From the listing that follows, output everything exactly except the pictures.

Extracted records
--
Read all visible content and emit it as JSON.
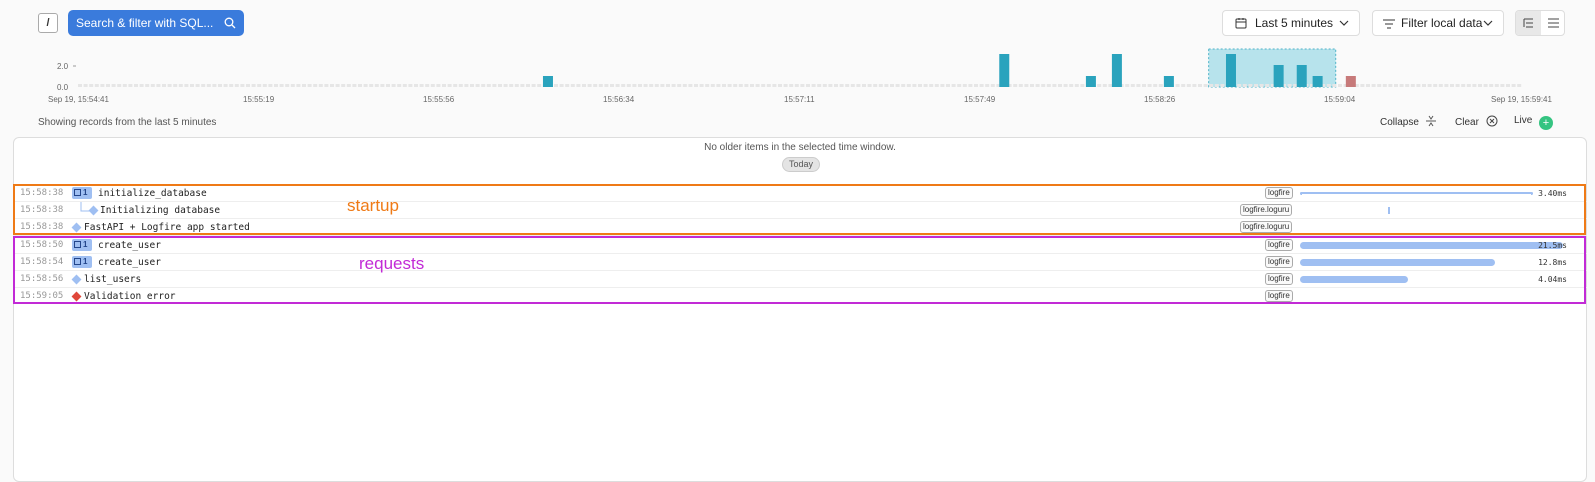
{
  "toolbar": {
    "slash_label": "/",
    "search_label": "Search & filter with SQL...",
    "time_range": "Last 5 minutes",
    "filter_label": "Filter local data"
  },
  "histogram": {
    "y_ticks": [
      "2.0",
      "0.0"
    ],
    "x_ticks": [
      "Sep 19, 15:54:41",
      "15:55:19",
      "15:55:56",
      "15:56:34",
      "15:57:11",
      "15:57:49",
      "15:58:26",
      "15:59:04",
      "Sep 19, 15:59:41"
    ],
    "colors": {
      "bar": "#2aa3bd",
      "error_bar": "#c77a7a",
      "selection": "#a6dde8"
    },
    "counts": [
      {
        "at": 0.322,
        "value": 1,
        "color": "#2aa3bd"
      },
      {
        "at": 0.638,
        "value": 3,
        "color": "#2aa3bd"
      },
      {
        "at": 0.698,
        "value": 1,
        "color": "#2aa3bd"
      },
      {
        "at": 0.716,
        "value": 3,
        "color": "#2aa3bd"
      },
      {
        "at": 0.752,
        "value": 1,
        "color": "#2aa3bd"
      },
      {
        "at": 0.795,
        "value": 3,
        "color": "#2aa3bd"
      },
      {
        "at": 0.828,
        "value": 2,
        "color": "#2aa3bd"
      },
      {
        "at": 0.844,
        "value": 2,
        "color": "#2aa3bd"
      },
      {
        "at": 0.855,
        "value": 1,
        "color": "#2aa3bd"
      },
      {
        "at": 0.878,
        "value": 1,
        "color": "#c77a7a"
      }
    ],
    "y_max": 3
  },
  "status": {
    "showing": "Showing records from the last 5 minutes",
    "collapse": "Collapse",
    "clear": "Clear",
    "live": "Live",
    "live_icon": "+"
  },
  "list": {
    "no_older": "No older items in the selected time window.",
    "today": "Today"
  },
  "rows": [
    {
      "ts": "15:58:38",
      "name": "initialize_database",
      "badge": "logfire",
      "count": "1",
      "duration": "3.40ms",
      "bar_fraction": 1.0
    },
    {
      "ts": "15:58:38",
      "name": "Initializing database",
      "badge": "logfire.loguru"
    },
    {
      "ts": "15:58:38",
      "name": "FastAPI + Logfire app started",
      "badge": "logfire.loguru"
    },
    {
      "ts": "15:58:50",
      "name": "create_user",
      "badge": "logfire",
      "count": "1",
      "duration": "21.5ms",
      "bar_fraction": 1.0
    },
    {
      "ts": "15:58:54",
      "name": "create_user",
      "badge": "logfire",
      "count": "1",
      "duration": "12.8ms",
      "bar_fraction": 0.74
    },
    {
      "ts": "15:58:56",
      "name": "list_users",
      "badge": "logfire",
      "duration": "4.04ms",
      "bar_fraction": 0.41
    },
    {
      "ts": "15:59:05",
      "name": "Validation error",
      "badge": "logfire"
    }
  ],
  "annotations": {
    "startup": "startup",
    "requests": "requests",
    "startup_color": "#ef7a16",
    "requests_color": "#c22ad6"
  }
}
--
**Answer in full**
Read all visible content and emit it as JSON.
{
  "toolbar": {
    "slash_label": "/",
    "search_label": "Search & filter with SQL...",
    "time_range": "Last 5 minutes",
    "filter_label": "Filter local data"
  },
  "histogram": {
    "y_ticks": [
      "2.0",
      "0.0"
    ],
    "x_ticks": [
      "Sep 19, 15:54:41",
      "15:55:19",
      "15:55:56",
      "15:56:34",
      "15:57:11",
      "15:57:49",
      "15:58:26",
      "15:59:04",
      "Sep 19, 15:59:41"
    ],
    "colors": {
      "bar": "#2aa3bd",
      "error_bar": "#c77a7a",
      "selection": "#a6dde8"
    },
    "counts": [
      {
        "at": 0.322,
        "value": 1,
        "color": "#2aa3bd"
      },
      {
        "at": 0.638,
        "value": 3,
        "color": "#2aa3bd"
      },
      {
        "at": 0.698,
        "value": 1,
        "color": "#2aa3bd"
      },
      {
        "at": 0.716,
        "value": 3,
        "color": "#2aa3bd"
      },
      {
        "at": 0.752,
        "value": 1,
        "color": "#2aa3bd"
      },
      {
        "at": 0.795,
        "value": 3,
        "color": "#2aa3bd"
      },
      {
        "at": 0.828,
        "value": 2,
        "color": "#2aa3bd"
      },
      {
        "at": 0.844,
        "value": 2,
        "color": "#2aa3bd"
      },
      {
        "at": 0.855,
        "value": 1,
        "color": "#2aa3bd"
      },
      {
        "at": 0.878,
        "value": 1,
        "color": "#c77a7a"
      }
    ],
    "y_max": 3
  },
  "status": {
    "showing": "Showing records from the last 5 minutes",
    "collapse": "Collapse",
    "clear": "Clear",
    "live": "Live",
    "live_icon": "+"
  },
  "list": {
    "no_older": "No older items in the selected time window.",
    "today": "Today"
  },
  "rows": [
    {
      "ts": "15:58:38",
      "name": "initialize_database",
      "badge": "logfire",
      "count": "1",
      "duration": "3.40ms",
      "bar_fraction": 1.0
    },
    {
      "ts": "15:58:38",
      "name": "Initializing database",
      "badge": "logfire.loguru"
    },
    {
      "ts": "15:58:38",
      "name": "FastAPI + Logfire app started",
      "badge": "logfire.loguru"
    },
    {
      "ts": "15:58:50",
      "name": "create_user",
      "badge": "logfire",
      "count": "1",
      "duration": "21.5ms",
      "bar_fraction": 1.0
    },
    {
      "ts": "15:58:54",
      "name": "create_user",
      "badge": "logfire",
      "count": "1",
      "duration": "12.8ms",
      "bar_fraction": 0.74
    },
    {
      "ts": "15:58:56",
      "name": "list_users",
      "badge": "logfire",
      "duration": "4.04ms",
      "bar_fraction": 0.41
    },
    {
      "ts": "15:59:05",
      "name": "Validation error",
      "badge": "logfire"
    }
  ],
  "annotations": {
    "startup": "startup",
    "requests": "requests",
    "startup_color": "#ef7a16",
    "requests_color": "#c22ad6"
  }
}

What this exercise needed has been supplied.